_WHAT THE TASK ASKS_
Every entry needs to be reproduced exactly.

_RECORD SET_
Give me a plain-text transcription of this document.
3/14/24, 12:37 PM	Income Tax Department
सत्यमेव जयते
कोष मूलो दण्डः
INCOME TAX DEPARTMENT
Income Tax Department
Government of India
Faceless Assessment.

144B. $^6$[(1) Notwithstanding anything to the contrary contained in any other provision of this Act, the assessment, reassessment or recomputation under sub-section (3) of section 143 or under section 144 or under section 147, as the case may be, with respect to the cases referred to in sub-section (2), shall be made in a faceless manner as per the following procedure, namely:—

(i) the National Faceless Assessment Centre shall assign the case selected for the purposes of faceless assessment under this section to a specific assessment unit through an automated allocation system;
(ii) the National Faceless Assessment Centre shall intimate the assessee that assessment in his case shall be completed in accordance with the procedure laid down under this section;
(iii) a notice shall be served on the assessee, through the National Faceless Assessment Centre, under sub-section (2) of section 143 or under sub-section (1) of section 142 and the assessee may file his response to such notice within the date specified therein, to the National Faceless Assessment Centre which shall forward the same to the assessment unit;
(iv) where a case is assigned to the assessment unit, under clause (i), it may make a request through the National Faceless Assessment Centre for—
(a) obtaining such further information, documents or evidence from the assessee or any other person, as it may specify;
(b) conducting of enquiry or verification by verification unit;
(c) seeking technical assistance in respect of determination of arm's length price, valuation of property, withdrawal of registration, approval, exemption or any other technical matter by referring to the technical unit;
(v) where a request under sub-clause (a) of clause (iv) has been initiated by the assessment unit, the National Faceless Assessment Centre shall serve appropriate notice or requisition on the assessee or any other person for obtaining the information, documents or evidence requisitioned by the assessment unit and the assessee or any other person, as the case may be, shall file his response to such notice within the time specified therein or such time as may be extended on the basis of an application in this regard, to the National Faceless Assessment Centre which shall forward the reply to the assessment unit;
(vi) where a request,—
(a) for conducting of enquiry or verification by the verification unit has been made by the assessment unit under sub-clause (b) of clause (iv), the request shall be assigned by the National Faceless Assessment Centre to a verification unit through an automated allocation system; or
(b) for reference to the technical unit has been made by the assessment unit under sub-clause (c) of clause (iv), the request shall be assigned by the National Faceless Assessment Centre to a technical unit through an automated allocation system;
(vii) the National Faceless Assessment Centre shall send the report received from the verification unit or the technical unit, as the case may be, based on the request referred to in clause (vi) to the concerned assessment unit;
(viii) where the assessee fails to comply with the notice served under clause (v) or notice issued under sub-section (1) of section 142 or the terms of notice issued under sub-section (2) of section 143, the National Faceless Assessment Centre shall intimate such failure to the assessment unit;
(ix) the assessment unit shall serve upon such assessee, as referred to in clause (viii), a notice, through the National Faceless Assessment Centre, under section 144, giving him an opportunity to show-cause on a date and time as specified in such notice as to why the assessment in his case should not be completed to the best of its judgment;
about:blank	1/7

_SOLUTION_
Give me a plain-text transcription of this document.
3/14/24, 12:37 PM	Income Tax Department
सत्यमेव जयते
कोष मूलो दण्डः
INCOME TAX DEPARTMENT
Income Tax Department
Government of India
Faceless Assessment.

144B. $^6$[(1) Notwithstanding anything to the contrary contained in any other provision of this Act, the assessment, reassessment or recomputation under sub-section (3) of section 143 or under section 144 or under section 147, as the case may be, with respect to the cases referred to in sub-section (2), shall be made in a faceless manner as per the following procedure, namely:—

(i) the National Faceless Assessment Centre shall assign the case selected for the purposes of faceless assessment under this section to a specific assessment unit through an automated allocation system;
(ii) the National Faceless Assessment Centre shall intimate the assessee that assessment in his case shall be completed in accordance with the procedure laid down under this section;
(iii) a notice shall be served on the assessee, through the National Faceless Assessment Centre, under sub-section (2) of section 143 or under sub-section (1) of section 142 and the assessee may file his response to such notice within the date specified therein, to the National Faceless Assessment Centre which shall forward the same to the assessment unit;
(iv) where a case is assigned to the assessment unit, under clause (i), it may make a request through the National Faceless Assessment Centre for—
(a) obtaining such further information, documents or evidence from the assessee or any other person, as it may specify;
(b) conducting of enquiry or verification by verification unit;
(c) seeking technical assistance in respect of determination of arm's length price, valuation of property, withdrawal of registration, approval, exemption or any other technical matter by referring to the technical unit;
(v) where a request under sub-clause (a) of clause (iv) has been initiated by the assessment unit, the National Faceless Assessment Centre shall serve appropriate notice or requisition on the assessee or any other person for obtaining the information, documents or evidence requisitioned by the assessment unit and the assessee or any other person, as the case may be, shall file his response to such notice within the time specified therein or such time as may be extended on the basis of an application in this regard, to the National Faceless Assessment Centre which shall forward the reply to the assessment unit;
(vi) where a request,—
(a) for conducting of enquiry or verification by the verification unit has been made by the assessment unit under sub-clause (b) of clause (iv), the request shall be assigned by the National Faceless Assessment Centre to a verification unit through an automated allocation system; or
(b) for reference to the technical unit has been made by the assessment unit under sub-clause (c) of clause (iv), the request shall be assigned by the National Faceless Assessment Centre to a technical unit through an automated allocation system;
(vii) the National Faceless Assessment Centre shall send the report received from the verification unit or the technical unit, as the case may be, based on the request referred to in clause (vi) to the concerned assessment unit;
(viii) where the assessee fails to comply with the notice served under clause (v) or notice issued under sub-section (1) of section 142 or the terms of notice issued under sub-section (2) of section 143, the National Faceless Assessment Centre shall intimate such failure to the assessment unit;
(ix) the assessment unit shall serve upon such assessee, as referred to in clause (viii), a notice, through the National Faceless Assessment Centre, under section 144, giving him an opportunity to show-cause on a date and time as specified in such notice as to why the assessment in his case should not be completed to the best of its judgment;
about:blank	1/7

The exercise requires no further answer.